→ **Task objective**
Filter the data below for the string "videos" and copy each matching line.

→ **Data records**
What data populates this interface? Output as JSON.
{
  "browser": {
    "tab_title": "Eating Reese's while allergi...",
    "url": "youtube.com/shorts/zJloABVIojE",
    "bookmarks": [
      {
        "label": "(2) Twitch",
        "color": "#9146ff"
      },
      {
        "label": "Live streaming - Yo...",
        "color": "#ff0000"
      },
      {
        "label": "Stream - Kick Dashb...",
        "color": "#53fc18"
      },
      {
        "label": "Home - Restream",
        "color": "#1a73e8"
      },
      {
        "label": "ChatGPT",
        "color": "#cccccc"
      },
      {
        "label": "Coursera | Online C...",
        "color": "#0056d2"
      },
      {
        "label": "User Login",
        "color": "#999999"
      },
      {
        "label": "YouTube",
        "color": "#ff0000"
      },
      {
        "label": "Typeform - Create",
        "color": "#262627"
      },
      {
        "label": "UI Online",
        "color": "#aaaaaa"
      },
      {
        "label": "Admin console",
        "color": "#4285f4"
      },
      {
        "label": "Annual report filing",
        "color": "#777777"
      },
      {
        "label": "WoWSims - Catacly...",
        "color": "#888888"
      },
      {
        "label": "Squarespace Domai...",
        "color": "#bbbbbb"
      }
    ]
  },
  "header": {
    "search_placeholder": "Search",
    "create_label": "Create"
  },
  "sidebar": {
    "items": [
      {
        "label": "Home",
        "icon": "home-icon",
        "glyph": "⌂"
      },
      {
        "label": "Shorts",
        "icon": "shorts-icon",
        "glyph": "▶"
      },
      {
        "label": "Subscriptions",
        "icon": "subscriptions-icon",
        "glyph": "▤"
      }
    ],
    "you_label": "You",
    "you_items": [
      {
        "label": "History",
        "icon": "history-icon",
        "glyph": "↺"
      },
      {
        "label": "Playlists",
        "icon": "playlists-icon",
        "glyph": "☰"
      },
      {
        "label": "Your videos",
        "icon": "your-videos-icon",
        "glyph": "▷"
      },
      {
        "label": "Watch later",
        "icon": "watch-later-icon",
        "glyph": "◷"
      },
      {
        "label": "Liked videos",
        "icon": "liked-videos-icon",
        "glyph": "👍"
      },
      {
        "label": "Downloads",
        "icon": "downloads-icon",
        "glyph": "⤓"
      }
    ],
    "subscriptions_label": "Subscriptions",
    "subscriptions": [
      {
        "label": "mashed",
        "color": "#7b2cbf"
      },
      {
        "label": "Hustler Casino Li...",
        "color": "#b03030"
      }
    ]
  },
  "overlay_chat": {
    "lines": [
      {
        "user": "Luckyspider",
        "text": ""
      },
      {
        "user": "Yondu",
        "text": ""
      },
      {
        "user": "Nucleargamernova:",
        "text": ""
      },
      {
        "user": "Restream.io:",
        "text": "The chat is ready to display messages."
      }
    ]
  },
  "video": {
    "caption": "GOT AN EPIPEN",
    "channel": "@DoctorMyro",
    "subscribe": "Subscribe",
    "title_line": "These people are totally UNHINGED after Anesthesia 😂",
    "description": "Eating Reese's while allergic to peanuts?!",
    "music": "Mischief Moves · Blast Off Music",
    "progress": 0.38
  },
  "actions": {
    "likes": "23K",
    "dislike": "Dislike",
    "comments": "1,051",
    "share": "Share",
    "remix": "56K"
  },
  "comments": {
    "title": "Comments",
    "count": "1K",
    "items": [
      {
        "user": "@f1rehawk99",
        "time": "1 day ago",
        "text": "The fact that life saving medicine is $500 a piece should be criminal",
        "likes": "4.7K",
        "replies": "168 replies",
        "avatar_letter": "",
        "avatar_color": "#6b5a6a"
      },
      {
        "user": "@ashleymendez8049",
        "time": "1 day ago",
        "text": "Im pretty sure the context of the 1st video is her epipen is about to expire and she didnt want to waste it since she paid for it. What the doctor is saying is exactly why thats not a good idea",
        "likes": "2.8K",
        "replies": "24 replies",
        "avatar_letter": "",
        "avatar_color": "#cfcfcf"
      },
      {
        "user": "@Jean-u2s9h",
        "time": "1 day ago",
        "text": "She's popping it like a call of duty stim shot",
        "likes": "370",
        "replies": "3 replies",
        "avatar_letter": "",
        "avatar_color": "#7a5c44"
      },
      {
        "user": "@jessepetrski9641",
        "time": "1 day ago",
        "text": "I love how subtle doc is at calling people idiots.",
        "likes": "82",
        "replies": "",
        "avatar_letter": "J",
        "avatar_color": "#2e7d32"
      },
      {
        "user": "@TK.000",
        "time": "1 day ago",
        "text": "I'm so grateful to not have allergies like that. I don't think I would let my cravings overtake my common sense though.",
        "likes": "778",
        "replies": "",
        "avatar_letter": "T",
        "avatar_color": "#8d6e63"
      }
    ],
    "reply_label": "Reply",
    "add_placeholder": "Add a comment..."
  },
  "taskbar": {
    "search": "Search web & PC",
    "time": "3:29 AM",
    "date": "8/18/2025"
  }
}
--
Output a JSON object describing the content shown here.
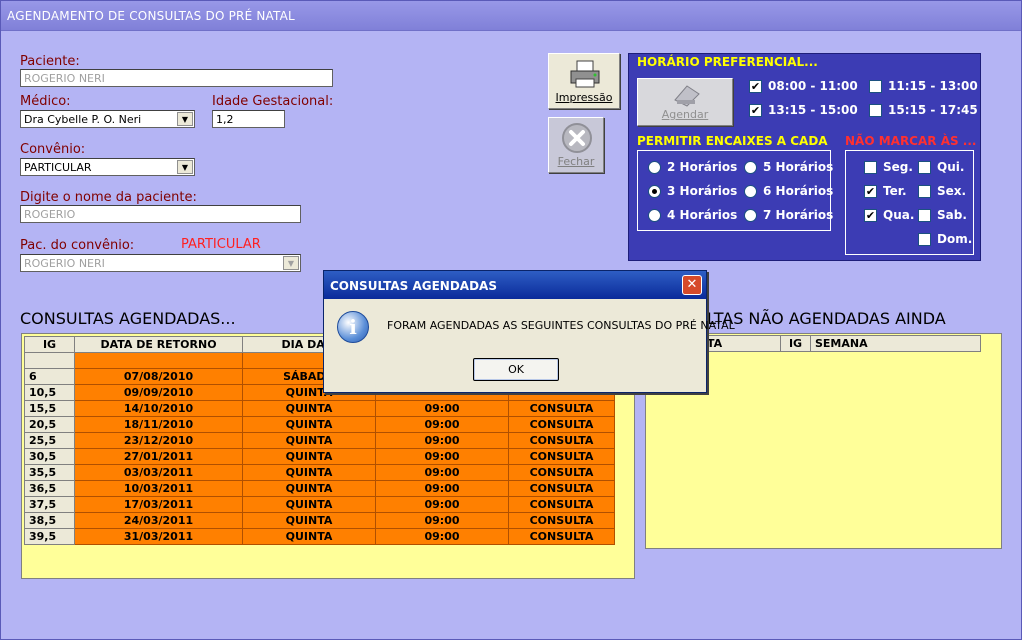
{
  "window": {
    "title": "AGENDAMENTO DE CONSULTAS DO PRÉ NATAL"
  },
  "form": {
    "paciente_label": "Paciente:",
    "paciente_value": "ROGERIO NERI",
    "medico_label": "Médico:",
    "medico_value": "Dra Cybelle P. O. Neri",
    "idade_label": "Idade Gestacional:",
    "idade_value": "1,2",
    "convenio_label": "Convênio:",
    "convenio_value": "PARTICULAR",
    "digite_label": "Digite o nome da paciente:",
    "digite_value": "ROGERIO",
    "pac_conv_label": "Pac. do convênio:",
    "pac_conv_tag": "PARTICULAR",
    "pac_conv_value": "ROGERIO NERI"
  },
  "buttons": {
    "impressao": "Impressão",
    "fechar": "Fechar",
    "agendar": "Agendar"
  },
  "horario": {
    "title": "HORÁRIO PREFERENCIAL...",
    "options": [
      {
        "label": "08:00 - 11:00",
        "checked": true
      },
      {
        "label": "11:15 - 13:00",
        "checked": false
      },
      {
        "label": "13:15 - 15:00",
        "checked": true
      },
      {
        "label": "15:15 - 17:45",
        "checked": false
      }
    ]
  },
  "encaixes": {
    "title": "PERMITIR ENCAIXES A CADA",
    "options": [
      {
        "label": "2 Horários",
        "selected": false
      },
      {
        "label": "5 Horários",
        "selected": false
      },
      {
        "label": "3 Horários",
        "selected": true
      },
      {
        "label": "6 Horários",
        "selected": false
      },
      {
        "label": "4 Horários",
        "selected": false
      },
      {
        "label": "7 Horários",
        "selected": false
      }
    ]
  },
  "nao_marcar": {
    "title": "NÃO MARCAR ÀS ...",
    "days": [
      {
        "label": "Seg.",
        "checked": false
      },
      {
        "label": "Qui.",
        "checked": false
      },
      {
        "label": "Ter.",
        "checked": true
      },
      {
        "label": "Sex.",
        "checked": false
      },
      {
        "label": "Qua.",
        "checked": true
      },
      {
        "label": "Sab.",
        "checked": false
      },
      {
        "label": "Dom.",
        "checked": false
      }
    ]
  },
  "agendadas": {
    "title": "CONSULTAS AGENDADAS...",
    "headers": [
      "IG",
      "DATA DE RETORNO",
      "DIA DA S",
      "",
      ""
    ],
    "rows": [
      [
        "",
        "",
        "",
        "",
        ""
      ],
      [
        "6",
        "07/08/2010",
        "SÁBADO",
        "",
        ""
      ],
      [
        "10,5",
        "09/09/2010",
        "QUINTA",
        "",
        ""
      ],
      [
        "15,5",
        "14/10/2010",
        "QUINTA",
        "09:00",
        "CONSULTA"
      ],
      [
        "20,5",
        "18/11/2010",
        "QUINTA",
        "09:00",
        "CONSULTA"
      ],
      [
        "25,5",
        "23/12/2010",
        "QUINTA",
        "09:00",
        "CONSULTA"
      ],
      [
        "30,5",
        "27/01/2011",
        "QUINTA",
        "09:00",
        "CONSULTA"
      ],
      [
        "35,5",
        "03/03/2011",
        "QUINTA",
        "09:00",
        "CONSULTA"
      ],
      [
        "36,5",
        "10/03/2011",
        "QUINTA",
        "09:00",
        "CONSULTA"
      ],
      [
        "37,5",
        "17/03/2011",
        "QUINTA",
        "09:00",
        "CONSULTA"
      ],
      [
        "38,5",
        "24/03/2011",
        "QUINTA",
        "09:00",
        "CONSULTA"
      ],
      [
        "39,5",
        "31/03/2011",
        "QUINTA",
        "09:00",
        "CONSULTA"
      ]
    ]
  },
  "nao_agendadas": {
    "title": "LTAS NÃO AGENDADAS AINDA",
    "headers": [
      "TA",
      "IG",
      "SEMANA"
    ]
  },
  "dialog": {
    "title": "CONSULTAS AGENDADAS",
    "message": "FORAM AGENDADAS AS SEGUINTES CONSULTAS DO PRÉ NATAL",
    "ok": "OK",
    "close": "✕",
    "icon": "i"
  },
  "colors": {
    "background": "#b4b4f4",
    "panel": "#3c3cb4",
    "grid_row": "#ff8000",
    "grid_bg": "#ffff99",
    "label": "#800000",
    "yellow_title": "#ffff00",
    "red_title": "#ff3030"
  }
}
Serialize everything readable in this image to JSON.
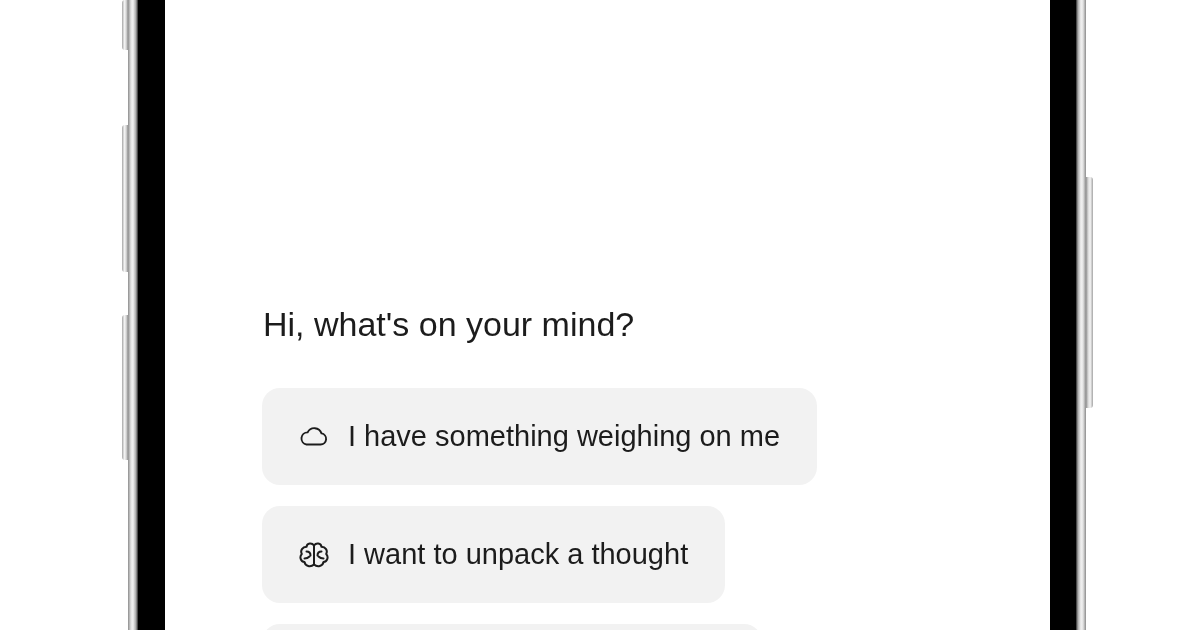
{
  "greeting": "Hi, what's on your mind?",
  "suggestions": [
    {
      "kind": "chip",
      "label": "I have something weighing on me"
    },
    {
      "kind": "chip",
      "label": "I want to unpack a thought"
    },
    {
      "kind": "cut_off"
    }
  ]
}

→ **Response**
        "label": "Your videos",
        "icon": "your-videos-icon",
        "label": "Liked videos",
        "icon": "liked-videos-icon",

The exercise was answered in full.